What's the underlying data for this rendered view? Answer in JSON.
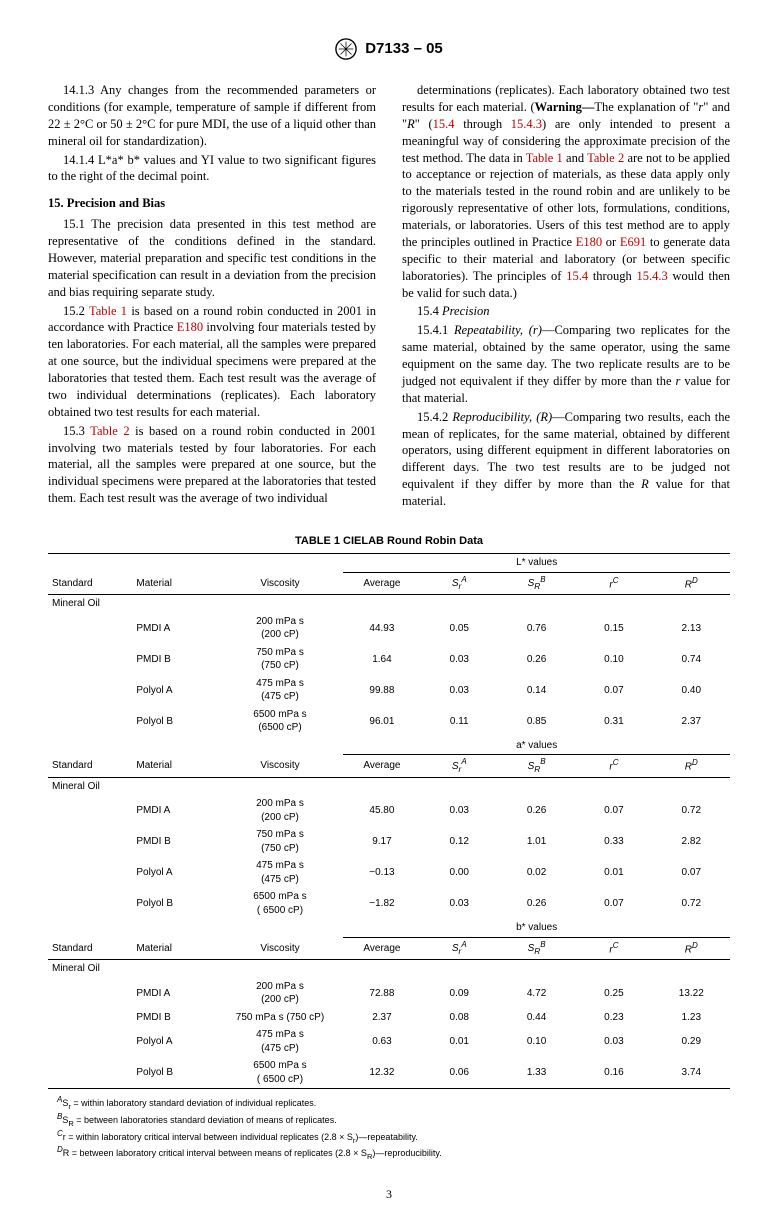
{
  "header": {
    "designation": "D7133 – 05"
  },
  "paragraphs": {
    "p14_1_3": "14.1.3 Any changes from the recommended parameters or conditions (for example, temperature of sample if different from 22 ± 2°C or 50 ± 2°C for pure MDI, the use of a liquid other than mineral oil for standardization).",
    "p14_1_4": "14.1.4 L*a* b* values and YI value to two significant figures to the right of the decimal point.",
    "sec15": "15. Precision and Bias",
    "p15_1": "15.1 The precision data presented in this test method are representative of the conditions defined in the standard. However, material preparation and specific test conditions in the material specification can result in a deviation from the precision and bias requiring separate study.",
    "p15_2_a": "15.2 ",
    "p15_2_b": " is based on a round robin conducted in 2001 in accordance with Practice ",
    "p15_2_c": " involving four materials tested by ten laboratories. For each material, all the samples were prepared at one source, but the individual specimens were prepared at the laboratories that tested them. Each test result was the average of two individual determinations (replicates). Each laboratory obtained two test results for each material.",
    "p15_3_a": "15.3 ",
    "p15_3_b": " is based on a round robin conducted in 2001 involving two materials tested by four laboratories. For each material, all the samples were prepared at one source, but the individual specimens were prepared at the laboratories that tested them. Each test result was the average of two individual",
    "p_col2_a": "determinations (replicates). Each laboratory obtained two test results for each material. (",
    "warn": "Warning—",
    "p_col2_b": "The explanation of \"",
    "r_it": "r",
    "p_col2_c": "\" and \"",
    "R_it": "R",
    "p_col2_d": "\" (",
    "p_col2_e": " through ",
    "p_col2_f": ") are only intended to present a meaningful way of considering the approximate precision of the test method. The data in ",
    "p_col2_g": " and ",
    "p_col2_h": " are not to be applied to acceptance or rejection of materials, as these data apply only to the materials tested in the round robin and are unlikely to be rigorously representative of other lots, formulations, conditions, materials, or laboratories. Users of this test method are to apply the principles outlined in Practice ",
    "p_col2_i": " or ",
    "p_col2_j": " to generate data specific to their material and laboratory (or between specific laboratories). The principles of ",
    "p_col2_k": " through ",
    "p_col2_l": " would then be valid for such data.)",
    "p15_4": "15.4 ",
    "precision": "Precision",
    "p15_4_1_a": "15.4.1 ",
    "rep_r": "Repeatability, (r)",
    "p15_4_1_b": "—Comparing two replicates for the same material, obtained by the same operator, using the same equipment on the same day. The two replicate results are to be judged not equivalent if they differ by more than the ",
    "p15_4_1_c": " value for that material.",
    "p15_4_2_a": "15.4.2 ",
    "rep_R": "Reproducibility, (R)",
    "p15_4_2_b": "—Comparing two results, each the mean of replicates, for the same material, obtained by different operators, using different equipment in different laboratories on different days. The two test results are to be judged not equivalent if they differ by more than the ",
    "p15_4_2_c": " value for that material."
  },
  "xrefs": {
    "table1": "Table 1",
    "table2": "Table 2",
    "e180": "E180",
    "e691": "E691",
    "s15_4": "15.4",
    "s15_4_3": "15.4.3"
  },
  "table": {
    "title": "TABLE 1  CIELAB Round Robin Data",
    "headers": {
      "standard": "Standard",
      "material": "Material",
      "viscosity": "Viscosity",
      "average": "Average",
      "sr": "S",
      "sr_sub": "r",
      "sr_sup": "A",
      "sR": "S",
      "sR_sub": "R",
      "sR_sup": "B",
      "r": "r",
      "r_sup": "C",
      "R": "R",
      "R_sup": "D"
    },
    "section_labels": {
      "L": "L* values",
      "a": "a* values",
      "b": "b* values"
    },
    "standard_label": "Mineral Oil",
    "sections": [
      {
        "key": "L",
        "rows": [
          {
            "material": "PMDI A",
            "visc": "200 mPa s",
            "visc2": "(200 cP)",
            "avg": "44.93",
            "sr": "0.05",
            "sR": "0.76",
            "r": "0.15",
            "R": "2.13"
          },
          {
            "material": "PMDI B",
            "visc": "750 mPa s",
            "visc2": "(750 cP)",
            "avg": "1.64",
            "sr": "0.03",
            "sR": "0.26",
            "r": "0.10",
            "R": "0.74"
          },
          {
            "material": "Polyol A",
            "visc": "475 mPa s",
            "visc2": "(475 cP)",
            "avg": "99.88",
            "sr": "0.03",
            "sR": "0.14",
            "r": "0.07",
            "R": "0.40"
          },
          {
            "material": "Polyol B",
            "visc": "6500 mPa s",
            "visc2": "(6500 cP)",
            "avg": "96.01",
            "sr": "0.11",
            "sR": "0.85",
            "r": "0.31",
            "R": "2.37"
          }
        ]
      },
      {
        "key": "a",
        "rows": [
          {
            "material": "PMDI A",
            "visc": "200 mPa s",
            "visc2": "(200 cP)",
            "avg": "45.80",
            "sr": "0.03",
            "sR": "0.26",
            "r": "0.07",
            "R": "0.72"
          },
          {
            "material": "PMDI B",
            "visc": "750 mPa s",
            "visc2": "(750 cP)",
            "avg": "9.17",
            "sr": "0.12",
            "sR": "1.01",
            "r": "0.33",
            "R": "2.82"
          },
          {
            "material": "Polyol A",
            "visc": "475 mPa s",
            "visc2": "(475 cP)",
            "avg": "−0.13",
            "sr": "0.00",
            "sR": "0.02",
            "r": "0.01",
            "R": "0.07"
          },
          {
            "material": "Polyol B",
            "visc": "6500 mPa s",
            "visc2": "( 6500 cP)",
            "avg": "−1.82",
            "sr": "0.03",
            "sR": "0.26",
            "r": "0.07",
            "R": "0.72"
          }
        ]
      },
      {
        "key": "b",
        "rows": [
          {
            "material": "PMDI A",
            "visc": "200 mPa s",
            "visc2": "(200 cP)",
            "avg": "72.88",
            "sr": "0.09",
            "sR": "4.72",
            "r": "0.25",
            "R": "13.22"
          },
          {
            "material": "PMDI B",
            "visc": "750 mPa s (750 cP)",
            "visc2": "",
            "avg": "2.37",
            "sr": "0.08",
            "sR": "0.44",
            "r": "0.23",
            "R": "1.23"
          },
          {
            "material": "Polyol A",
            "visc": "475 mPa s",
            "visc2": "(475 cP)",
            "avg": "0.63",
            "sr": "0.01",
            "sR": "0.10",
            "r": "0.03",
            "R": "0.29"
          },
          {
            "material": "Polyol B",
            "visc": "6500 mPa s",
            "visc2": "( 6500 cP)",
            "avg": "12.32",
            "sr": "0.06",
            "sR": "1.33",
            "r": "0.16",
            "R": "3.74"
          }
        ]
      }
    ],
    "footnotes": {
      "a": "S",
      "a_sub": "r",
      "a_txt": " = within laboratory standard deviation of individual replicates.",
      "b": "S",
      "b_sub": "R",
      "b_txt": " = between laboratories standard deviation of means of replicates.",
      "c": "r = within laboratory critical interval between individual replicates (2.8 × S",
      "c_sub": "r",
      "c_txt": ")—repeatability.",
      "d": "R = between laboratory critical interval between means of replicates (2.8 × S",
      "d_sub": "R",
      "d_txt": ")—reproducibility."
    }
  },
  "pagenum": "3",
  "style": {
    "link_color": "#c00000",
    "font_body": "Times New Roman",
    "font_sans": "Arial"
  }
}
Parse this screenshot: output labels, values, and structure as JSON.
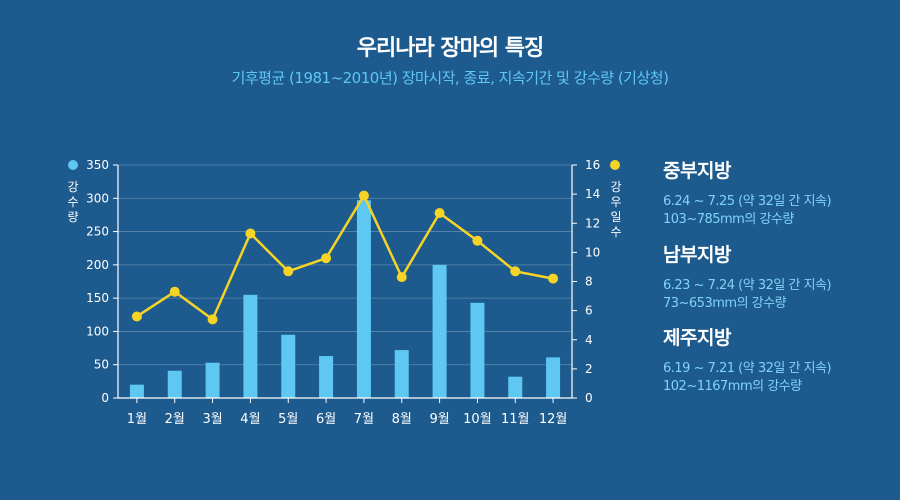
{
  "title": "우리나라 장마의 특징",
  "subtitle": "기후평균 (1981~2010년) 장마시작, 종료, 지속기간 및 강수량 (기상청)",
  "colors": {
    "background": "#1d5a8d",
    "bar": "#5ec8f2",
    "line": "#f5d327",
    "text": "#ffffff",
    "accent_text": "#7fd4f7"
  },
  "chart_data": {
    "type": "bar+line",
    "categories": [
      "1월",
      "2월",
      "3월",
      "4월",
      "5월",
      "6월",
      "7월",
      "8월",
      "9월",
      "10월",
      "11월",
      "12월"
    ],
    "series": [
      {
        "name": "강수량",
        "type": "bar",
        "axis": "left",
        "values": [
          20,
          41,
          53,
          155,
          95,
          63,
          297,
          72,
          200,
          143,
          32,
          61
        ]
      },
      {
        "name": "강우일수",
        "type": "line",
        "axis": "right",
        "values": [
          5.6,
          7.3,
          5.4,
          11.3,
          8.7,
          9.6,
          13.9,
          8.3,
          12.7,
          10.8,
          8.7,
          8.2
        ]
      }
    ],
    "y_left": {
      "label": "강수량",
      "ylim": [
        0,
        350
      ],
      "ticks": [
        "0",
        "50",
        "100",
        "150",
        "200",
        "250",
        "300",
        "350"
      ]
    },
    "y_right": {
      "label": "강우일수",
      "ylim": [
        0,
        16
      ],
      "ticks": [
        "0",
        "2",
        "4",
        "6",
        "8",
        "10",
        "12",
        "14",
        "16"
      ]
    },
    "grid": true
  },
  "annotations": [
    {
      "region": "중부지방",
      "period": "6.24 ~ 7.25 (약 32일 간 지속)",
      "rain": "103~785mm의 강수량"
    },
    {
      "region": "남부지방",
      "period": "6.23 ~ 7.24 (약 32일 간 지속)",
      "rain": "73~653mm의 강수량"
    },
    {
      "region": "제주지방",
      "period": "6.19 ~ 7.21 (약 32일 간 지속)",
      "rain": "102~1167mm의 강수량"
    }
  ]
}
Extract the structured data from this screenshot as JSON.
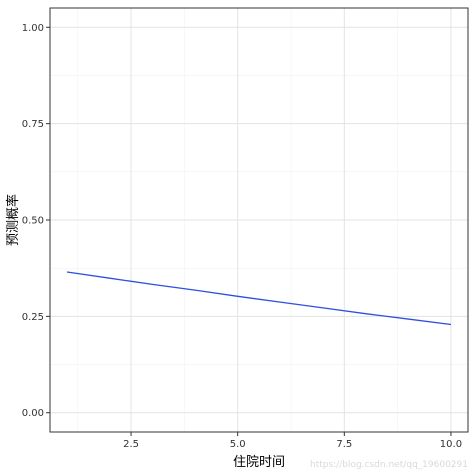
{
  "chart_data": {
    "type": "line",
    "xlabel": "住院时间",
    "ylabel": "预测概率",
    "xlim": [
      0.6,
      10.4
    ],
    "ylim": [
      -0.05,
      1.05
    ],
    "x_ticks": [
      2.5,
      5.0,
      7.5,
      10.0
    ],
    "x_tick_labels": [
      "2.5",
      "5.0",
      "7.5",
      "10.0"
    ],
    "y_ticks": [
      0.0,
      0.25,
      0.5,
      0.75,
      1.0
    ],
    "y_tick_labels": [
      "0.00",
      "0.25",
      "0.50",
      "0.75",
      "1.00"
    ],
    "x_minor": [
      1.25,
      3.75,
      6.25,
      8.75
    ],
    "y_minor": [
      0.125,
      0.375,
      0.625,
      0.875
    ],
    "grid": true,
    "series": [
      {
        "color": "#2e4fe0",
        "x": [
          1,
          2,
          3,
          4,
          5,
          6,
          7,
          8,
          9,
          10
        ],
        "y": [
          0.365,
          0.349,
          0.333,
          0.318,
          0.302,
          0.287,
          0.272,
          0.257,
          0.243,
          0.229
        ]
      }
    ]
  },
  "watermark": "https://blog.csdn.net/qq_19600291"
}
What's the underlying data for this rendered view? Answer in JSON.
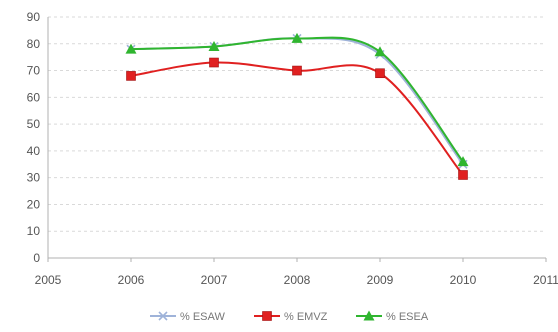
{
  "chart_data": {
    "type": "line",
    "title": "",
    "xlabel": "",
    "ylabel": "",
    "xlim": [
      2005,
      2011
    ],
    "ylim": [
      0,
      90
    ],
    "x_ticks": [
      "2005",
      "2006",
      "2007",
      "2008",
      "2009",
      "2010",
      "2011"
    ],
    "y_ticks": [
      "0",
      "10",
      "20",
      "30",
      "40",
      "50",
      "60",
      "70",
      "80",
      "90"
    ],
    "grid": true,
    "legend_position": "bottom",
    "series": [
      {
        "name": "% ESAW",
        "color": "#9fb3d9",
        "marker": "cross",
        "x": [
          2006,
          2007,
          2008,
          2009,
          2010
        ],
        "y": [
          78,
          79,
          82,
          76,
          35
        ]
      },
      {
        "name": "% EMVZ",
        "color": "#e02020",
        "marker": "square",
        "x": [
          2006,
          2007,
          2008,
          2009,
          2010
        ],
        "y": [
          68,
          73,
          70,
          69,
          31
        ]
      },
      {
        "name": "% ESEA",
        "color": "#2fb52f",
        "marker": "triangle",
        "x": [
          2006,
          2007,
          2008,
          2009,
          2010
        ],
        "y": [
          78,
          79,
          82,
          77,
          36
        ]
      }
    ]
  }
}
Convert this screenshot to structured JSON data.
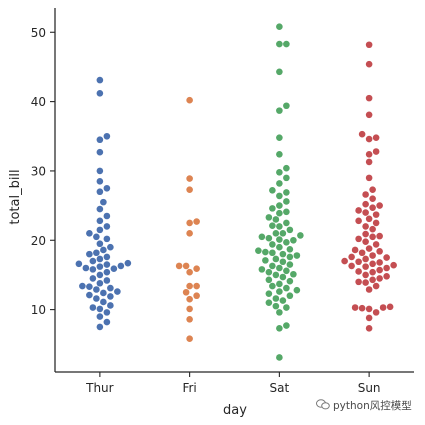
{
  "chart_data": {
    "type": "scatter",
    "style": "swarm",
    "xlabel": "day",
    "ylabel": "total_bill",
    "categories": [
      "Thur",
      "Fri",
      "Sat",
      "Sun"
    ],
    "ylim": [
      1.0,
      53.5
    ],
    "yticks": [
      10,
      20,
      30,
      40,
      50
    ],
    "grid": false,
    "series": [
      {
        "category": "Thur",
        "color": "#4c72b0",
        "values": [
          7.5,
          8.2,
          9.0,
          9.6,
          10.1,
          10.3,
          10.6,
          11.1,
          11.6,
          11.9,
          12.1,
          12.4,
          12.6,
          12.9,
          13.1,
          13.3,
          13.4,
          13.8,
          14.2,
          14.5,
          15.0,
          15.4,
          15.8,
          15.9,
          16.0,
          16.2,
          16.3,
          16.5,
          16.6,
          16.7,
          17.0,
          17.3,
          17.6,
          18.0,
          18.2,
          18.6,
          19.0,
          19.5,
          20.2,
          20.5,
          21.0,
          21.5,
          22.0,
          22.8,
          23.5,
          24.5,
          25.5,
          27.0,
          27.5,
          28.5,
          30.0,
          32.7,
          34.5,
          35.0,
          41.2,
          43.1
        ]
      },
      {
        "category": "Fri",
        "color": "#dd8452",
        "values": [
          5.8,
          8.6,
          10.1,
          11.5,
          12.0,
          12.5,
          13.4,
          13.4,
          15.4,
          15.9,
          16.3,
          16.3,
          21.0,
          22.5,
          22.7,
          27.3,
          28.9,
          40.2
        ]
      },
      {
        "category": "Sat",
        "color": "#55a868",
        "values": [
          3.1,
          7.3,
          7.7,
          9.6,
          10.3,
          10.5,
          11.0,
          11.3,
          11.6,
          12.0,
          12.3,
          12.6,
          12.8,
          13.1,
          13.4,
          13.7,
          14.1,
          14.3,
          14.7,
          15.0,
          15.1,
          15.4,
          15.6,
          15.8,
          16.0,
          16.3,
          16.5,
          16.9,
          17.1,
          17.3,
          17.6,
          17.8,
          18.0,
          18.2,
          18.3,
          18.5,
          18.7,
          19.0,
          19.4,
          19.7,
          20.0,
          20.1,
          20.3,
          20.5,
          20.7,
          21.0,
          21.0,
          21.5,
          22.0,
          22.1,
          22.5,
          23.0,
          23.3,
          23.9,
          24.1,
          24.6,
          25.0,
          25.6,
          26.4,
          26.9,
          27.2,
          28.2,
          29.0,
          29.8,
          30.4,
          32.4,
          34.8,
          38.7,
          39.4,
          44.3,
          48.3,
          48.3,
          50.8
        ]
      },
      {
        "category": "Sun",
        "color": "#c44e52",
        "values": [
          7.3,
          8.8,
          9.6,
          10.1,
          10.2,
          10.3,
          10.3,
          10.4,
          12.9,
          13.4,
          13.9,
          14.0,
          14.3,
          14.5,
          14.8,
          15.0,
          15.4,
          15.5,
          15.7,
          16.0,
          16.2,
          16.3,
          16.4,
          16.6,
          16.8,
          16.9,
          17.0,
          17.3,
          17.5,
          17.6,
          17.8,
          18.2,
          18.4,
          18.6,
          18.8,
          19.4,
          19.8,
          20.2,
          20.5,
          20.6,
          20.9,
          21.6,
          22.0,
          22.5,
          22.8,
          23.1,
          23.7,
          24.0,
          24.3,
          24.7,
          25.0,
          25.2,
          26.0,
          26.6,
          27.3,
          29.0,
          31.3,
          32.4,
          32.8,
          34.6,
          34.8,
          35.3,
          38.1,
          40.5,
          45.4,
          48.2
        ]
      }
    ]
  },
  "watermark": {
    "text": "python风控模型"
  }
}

# PROBLEM REQUIREMENTS:
Go through the records line by line and count those containing the string "other". Give only the total.

# SOLUTION FOR THIS EXERCISE:
2